Direction
Show each line of the data below that has the string "have" in it.

________

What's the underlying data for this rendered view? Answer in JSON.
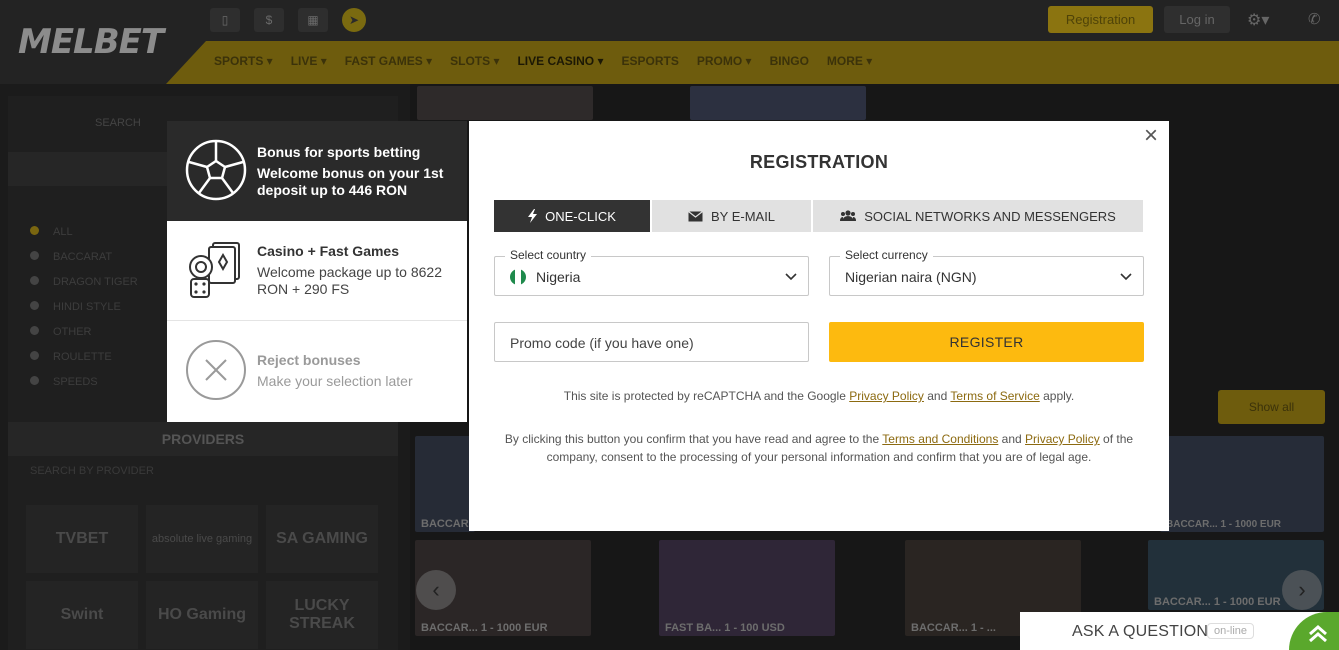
{
  "site": {
    "logo": "MELBET",
    "logo_accent": "",
    "header": {
      "registration": "Registration",
      "login": "Log in"
    },
    "nav": [
      "SPORTS ▾",
      "LIVE ▾",
      "FAST GAMES ▾",
      "SLOTS ▾",
      "LIVE CASINO ▾",
      "ESPORTS",
      "PROMO ▾",
      "BINGO",
      "MORE ▾"
    ],
    "sidebar": {
      "search_label": "SEARCH",
      "categories": [
        "ALL",
        "BACCARAT",
        "DRAGON TIGER",
        "HINDI STYLE",
        "OTHER",
        "ROULETTE",
        "SPEEDS"
      ],
      "providers_title": "PROVIDERS",
      "providers_search": "SEARCH BY PROVIDER",
      "providers": [
        "TVBET",
        "absolute live gaming",
        "SA GAMING",
        "Swint",
        "HO Gaming",
        "LUCKY STREAK"
      ]
    },
    "thumbs": [
      {
        "cap": "BACCAR..."
      },
      {
        "cap": "BACCAR...   1 - 1000 EUR"
      },
      {
        "cap": "BACCAR...   1 - 1000 EUR"
      },
      {
        "cap": "FAST BA...   1 - 100 USD"
      },
      {
        "cap": "BACCAR...   1 - ..."
      },
      {
        "cap": "BACCAR...   1 - 1000 EUR"
      }
    ],
    "show_all": "Show all"
  },
  "bonus_panel": {
    "items": [
      {
        "title": "Bonus for sports betting",
        "desc": "Welcome bonus on your 1st deposit up to 446 RON",
        "icon": "soccer-ball-icon"
      },
      {
        "title": "Casino + Fast Games",
        "desc": "Welcome package up to 8622 RON + 290 FS",
        "icon": "casino-chips-icon"
      },
      {
        "title": "Reject bonuses",
        "desc": "Make your selection later",
        "icon": "reject-icon"
      }
    ]
  },
  "registration": {
    "title": "REGISTRATION",
    "close": "×",
    "tabs": [
      {
        "label": "ONE-CLICK",
        "icon": "lightning-icon"
      },
      {
        "label": "BY E-MAIL",
        "icon": "envelope-icon"
      },
      {
        "label": "SOCIAL NETWORKS AND MESSENGERS",
        "icon": "people-icon"
      }
    ],
    "country": {
      "label": "Select country",
      "value": "Nigeria"
    },
    "currency": {
      "label": "Select currency",
      "value": "Nigerian naira (NGN)"
    },
    "promo": {
      "placeholder": "Promo code (if you have one)"
    },
    "register_label": "REGISTER",
    "recaptcha": {
      "pre": "This site is protected by reCAPTCHA and the Google ",
      "privacy": "Privacy Policy",
      "mid": " and ",
      "terms": "Terms of Service",
      "post": " apply."
    },
    "consent": {
      "pre": "By clicking this button you confirm that you have read and agree to the ",
      "terms": "Terms and Conditions",
      "mid": " and ",
      "privacy": "Privacy Policy",
      "post": " of the company, consent to the processing of your personal information and confirm that you are of legal age."
    }
  },
  "chat": {
    "label": "ASK A QUESTION",
    "status": "on-line"
  },
  "colors": {
    "accent": "#fdba0f",
    "dark_tab": "#333333",
    "link": "#8c6a10",
    "chat_green": "#5aa82c"
  }
}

________

Answer below
      "placeholder": "Promo code (if you have one)"
      "pre": "By clicking this button you confirm that you have read and agree to the ",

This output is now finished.